Data to examine:
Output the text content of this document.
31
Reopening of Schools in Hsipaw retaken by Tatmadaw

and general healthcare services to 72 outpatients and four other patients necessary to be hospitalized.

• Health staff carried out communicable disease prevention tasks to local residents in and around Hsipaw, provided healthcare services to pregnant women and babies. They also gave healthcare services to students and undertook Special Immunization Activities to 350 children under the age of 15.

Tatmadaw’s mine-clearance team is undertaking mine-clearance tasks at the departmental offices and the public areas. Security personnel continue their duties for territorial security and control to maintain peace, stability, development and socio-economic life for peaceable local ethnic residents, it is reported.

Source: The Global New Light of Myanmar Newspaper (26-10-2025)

To do: The data above needs to be given again exactly, with no line left out.

Expected answer:
Output the text content of this document.
31
Reopening of Schools in Hsipaw retaken by Tatmadaw

and general healthcare services to 72 outpatients and four other patients necessary to be hospitalized.

• Health staff carried out communicable disease prevention tasks to local residents in and around Hsipaw, provided healthcare services to pregnant women and babies. They also gave healthcare services to students and undertook Special Immunization Activities to 350 children under the age of 15.

Tatmadaw’s mine-clearance team is undertaking mine-clearance tasks at the departmental offices and the public areas. Security personnel continue their duties for territorial security and control to maintain peace, stability, development and socio-economic life for peaceable local ethnic residents, it is reported.

Source: The Global New Light of Myanmar Newspaper (26-10-2025)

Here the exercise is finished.